_Work instructions_
Print the entries that appear below, exactly as written and without their pictures.

>>>>>

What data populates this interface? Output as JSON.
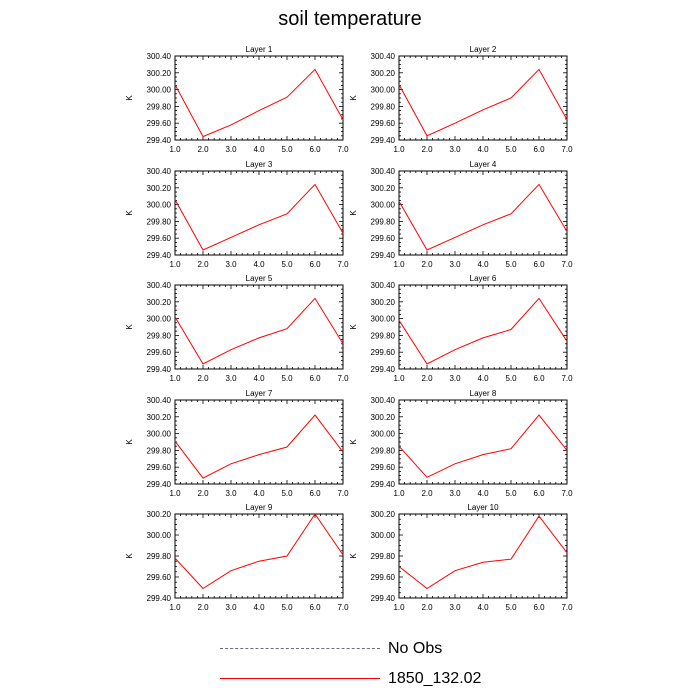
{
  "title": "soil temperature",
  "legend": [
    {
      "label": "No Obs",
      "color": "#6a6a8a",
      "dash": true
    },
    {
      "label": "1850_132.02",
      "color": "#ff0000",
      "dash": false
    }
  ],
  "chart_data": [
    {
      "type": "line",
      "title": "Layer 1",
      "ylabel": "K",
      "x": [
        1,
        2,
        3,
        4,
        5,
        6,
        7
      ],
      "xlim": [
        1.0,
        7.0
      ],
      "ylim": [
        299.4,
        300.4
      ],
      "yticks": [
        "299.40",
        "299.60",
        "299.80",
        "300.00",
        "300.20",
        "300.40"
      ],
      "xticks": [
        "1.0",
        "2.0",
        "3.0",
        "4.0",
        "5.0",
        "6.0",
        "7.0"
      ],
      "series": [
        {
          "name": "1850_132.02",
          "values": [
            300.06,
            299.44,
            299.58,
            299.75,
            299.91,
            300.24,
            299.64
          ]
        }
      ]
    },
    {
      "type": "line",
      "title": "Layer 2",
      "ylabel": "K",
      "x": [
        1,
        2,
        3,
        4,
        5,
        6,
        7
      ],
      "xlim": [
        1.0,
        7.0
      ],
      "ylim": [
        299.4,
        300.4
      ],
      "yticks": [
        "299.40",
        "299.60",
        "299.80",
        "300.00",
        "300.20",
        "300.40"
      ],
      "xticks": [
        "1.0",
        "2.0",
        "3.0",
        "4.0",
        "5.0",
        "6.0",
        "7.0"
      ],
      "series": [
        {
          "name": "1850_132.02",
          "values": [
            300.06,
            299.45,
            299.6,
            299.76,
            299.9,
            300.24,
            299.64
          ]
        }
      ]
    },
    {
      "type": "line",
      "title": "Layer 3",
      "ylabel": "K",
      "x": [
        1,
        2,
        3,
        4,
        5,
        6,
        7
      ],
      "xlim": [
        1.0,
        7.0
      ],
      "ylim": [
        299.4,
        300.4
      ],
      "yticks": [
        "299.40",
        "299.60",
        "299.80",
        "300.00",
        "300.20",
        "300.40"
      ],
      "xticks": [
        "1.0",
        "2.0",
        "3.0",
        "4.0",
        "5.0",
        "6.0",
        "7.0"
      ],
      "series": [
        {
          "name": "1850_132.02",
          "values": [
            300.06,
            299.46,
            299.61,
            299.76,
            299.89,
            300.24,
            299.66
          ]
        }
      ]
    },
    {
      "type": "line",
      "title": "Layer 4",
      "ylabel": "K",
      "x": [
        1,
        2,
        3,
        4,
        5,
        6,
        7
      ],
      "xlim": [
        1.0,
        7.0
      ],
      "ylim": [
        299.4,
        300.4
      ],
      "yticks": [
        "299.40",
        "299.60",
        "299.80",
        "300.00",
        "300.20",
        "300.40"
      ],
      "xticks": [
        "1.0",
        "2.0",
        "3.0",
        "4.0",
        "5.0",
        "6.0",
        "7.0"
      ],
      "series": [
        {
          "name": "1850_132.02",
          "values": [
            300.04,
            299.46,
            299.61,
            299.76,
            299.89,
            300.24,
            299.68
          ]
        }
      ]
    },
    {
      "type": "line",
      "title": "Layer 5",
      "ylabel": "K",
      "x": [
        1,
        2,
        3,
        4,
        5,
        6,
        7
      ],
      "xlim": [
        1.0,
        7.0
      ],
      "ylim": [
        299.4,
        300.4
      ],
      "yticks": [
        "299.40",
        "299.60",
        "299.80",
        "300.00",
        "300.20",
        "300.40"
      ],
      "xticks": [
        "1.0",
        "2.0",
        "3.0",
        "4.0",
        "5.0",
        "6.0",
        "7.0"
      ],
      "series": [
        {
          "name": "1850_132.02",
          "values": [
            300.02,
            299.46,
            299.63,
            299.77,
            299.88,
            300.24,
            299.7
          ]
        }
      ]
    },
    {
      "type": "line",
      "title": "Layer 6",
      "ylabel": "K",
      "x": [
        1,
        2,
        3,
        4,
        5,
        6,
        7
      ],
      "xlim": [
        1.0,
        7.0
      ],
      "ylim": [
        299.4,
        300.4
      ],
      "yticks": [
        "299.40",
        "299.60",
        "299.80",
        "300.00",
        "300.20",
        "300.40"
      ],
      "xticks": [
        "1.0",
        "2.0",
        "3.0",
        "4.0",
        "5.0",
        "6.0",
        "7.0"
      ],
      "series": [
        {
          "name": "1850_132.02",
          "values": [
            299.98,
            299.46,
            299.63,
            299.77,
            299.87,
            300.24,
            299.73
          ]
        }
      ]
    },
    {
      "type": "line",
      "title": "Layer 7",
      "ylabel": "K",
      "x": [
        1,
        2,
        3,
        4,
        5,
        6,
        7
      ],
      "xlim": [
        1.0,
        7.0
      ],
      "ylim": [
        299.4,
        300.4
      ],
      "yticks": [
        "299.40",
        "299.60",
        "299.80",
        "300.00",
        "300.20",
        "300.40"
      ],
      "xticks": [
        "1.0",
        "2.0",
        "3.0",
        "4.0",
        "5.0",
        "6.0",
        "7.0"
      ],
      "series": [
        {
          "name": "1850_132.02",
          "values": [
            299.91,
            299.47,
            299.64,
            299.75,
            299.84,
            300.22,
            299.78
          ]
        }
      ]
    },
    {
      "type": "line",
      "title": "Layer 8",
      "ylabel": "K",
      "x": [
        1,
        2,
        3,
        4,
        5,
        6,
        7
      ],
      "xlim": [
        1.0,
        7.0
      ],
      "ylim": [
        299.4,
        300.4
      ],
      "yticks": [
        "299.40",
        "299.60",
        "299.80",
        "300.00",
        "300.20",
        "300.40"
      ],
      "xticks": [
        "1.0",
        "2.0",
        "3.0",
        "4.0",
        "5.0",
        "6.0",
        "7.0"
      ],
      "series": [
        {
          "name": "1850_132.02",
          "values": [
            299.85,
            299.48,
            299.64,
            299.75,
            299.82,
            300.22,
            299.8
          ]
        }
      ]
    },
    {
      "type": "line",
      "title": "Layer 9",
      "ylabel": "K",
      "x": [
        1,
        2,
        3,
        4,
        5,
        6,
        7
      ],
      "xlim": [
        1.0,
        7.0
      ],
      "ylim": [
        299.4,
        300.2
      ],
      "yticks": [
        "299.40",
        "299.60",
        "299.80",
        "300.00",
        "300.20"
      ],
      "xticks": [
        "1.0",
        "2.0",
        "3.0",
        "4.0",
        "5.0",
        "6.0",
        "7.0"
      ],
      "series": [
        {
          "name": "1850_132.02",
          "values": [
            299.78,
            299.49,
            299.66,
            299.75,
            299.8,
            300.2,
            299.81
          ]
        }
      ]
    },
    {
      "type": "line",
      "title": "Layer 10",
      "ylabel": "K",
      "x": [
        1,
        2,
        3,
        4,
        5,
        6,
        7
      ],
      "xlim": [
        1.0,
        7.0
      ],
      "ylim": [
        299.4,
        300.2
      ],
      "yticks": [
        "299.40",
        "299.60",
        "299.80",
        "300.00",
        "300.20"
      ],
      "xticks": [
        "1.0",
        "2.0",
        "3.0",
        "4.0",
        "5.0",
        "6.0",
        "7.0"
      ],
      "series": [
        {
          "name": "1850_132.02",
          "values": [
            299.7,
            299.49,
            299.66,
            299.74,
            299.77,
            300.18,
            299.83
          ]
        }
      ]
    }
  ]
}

<<<<<

_Solution to the problem_
What data populates this interface? Output as JSON.
{
  "title": "soil temperature",
  "legend": [
    {
      "label": "No Obs",
      "color": "#6a6a8a",
      "dash": true
    },
    {
      "label": "1850_132.02",
      "color": "#ff0000",
      "dash": false
    }
  ],
  "chart_data": [
    {
      "type": "line",
      "title": "Layer 1",
      "ylabel": "K",
      "x": [
        1,
        2,
        3,
        4,
        5,
        6,
        7
      ],
      "xlim": [
        1.0,
        7.0
      ],
      "ylim": [
        299.4,
        300.4
      ],
      "yticks": [
        "299.40",
        "299.60",
        "299.80",
        "300.00",
        "300.20",
        "300.40"
      ],
      "xticks": [
        "1.0",
        "2.0",
        "3.0",
        "4.0",
        "5.0",
        "6.0",
        "7.0"
      ],
      "series": [
        {
          "name": "1850_132.02",
          "values": [
            300.06,
            299.44,
            299.58,
            299.75,
            299.91,
            300.24,
            299.64
          ]
        }
      ]
    },
    {
      "type": "line",
      "title": "Layer 2",
      "ylabel": "K",
      "x": [
        1,
        2,
        3,
        4,
        5,
        6,
        7
      ],
      "xlim": [
        1.0,
        7.0
      ],
      "ylim": [
        299.4,
        300.4
      ],
      "yticks": [
        "299.40",
        "299.60",
        "299.80",
        "300.00",
        "300.20",
        "300.40"
      ],
      "xticks": [
        "1.0",
        "2.0",
        "3.0",
        "4.0",
        "5.0",
        "6.0",
        "7.0"
      ],
      "series": [
        {
          "name": "1850_132.02",
          "values": [
            300.06,
            299.45,
            299.6,
            299.76,
            299.9,
            300.24,
            299.64
          ]
        }
      ]
    },
    {
      "type": "line",
      "title": "Layer 3",
      "ylabel": "K",
      "x": [
        1,
        2,
        3,
        4,
        5,
        6,
        7
      ],
      "xlim": [
        1.0,
        7.0
      ],
      "ylim": [
        299.4,
        300.4
      ],
      "yticks": [
        "299.40",
        "299.60",
        "299.80",
        "300.00",
        "300.20",
        "300.40"
      ],
      "xticks": [
        "1.0",
        "2.0",
        "3.0",
        "4.0",
        "5.0",
        "6.0",
        "7.0"
      ],
      "series": [
        {
          "name": "1850_132.02",
          "values": [
            300.06,
            299.46,
            299.61,
            299.76,
            299.89,
            300.24,
            299.66
          ]
        }
      ]
    },
    {
      "type": "line",
      "title": "Layer 4",
      "ylabel": "K",
      "x": [
        1,
        2,
        3,
        4,
        5,
        6,
        7
      ],
      "xlim": [
        1.0,
        7.0
      ],
      "ylim": [
        299.4,
        300.4
      ],
      "yticks": [
        "299.40",
        "299.60",
        "299.80",
        "300.00",
        "300.20",
        "300.40"
      ],
      "xticks": [
        "1.0",
        "2.0",
        "3.0",
        "4.0",
        "5.0",
        "6.0",
        "7.0"
      ],
      "series": [
        {
          "name": "1850_132.02",
          "values": [
            300.04,
            299.46,
            299.61,
            299.76,
            299.89,
            300.24,
            299.68
          ]
        }
      ]
    },
    {
      "type": "line",
      "title": "Layer 5",
      "ylabel": "K",
      "x": [
        1,
        2,
        3,
        4,
        5,
        6,
        7
      ],
      "xlim": [
        1.0,
        7.0
      ],
      "ylim": [
        299.4,
        300.4
      ],
      "yticks": [
        "299.40",
        "299.60",
        "299.80",
        "300.00",
        "300.20",
        "300.40"
      ],
      "xticks": [
        "1.0",
        "2.0",
        "3.0",
        "4.0",
        "5.0",
        "6.0",
        "7.0"
      ],
      "series": [
        {
          "name": "1850_132.02",
          "values": [
            300.02,
            299.46,
            299.63,
            299.77,
            299.88,
            300.24,
            299.7
          ]
        }
      ]
    },
    {
      "type": "line",
      "title": "Layer 6",
      "ylabel": "K",
      "x": [
        1,
        2,
        3,
        4,
        5,
        6,
        7
      ],
      "xlim": [
        1.0,
        7.0
      ],
      "ylim": [
        299.4,
        300.4
      ],
      "yticks": [
        "299.40",
        "299.60",
        "299.80",
        "300.00",
        "300.20",
        "300.40"
      ],
      "xticks": [
        "1.0",
        "2.0",
        "3.0",
        "4.0",
        "5.0",
        "6.0",
        "7.0"
      ],
      "series": [
        {
          "name": "1850_132.02",
          "values": [
            299.98,
            299.46,
            299.63,
            299.77,
            299.87,
            300.24,
            299.73
          ]
        }
      ]
    },
    {
      "type": "line",
      "title": "Layer 7",
      "ylabel": "K",
      "x": [
        1,
        2,
        3,
        4,
        5,
        6,
        7
      ],
      "xlim": [
        1.0,
        7.0
      ],
      "ylim": [
        299.4,
        300.4
      ],
      "yticks": [
        "299.40",
        "299.60",
        "299.80",
        "300.00",
        "300.20",
        "300.40"
      ],
      "xticks": [
        "1.0",
        "2.0",
        "3.0",
        "4.0",
        "5.0",
        "6.0",
        "7.0"
      ],
      "series": [
        {
          "name": "1850_132.02",
          "values": [
            299.91,
            299.47,
            299.64,
            299.75,
            299.84,
            300.22,
            299.78
          ]
        }
      ]
    },
    {
      "type": "line",
      "title": "Layer 8",
      "ylabel": "K",
      "x": [
        1,
        2,
        3,
        4,
        5,
        6,
        7
      ],
      "xlim": [
        1.0,
        7.0
      ],
      "ylim": [
        299.4,
        300.4
      ],
      "yticks": [
        "299.40",
        "299.60",
        "299.80",
        "300.00",
        "300.20",
        "300.40"
      ],
      "xticks": [
        "1.0",
        "2.0",
        "3.0",
        "4.0",
        "5.0",
        "6.0",
        "7.0"
      ],
      "series": [
        {
          "name": "1850_132.02",
          "values": [
            299.85,
            299.48,
            299.64,
            299.75,
            299.82,
            300.22,
            299.8
          ]
        }
      ]
    },
    {
      "type": "line",
      "title": "Layer 9",
      "ylabel": "K",
      "x": [
        1,
        2,
        3,
        4,
        5,
        6,
        7
      ],
      "xlim": [
        1.0,
        7.0
      ],
      "ylim": [
        299.4,
        300.2
      ],
      "yticks": [
        "299.40",
        "299.60",
        "299.80",
        "300.00",
        "300.20"
      ],
      "xticks": [
        "1.0",
        "2.0",
        "3.0",
        "4.0",
        "5.0",
        "6.0",
        "7.0"
      ],
      "series": [
        {
          "name": "1850_132.02",
          "values": [
            299.78,
            299.49,
            299.66,
            299.75,
            299.8,
            300.2,
            299.81
          ]
        }
      ]
    },
    {
      "type": "line",
      "title": "Layer 10",
      "ylabel": "K",
      "x": [
        1,
        2,
        3,
        4,
        5,
        6,
        7
      ],
      "xlim": [
        1.0,
        7.0
      ],
      "ylim": [
        299.4,
        300.2
      ],
      "yticks": [
        "299.40",
        "299.60",
        "299.80",
        "300.00",
        "300.20"
      ],
      "xticks": [
        "1.0",
        "2.0",
        "3.0",
        "4.0",
        "5.0",
        "6.0",
        "7.0"
      ],
      "series": [
        {
          "name": "1850_132.02",
          "values": [
            299.7,
            299.49,
            299.66,
            299.74,
            299.77,
            300.18,
            299.83
          ]
        }
      ]
    }
  ]
}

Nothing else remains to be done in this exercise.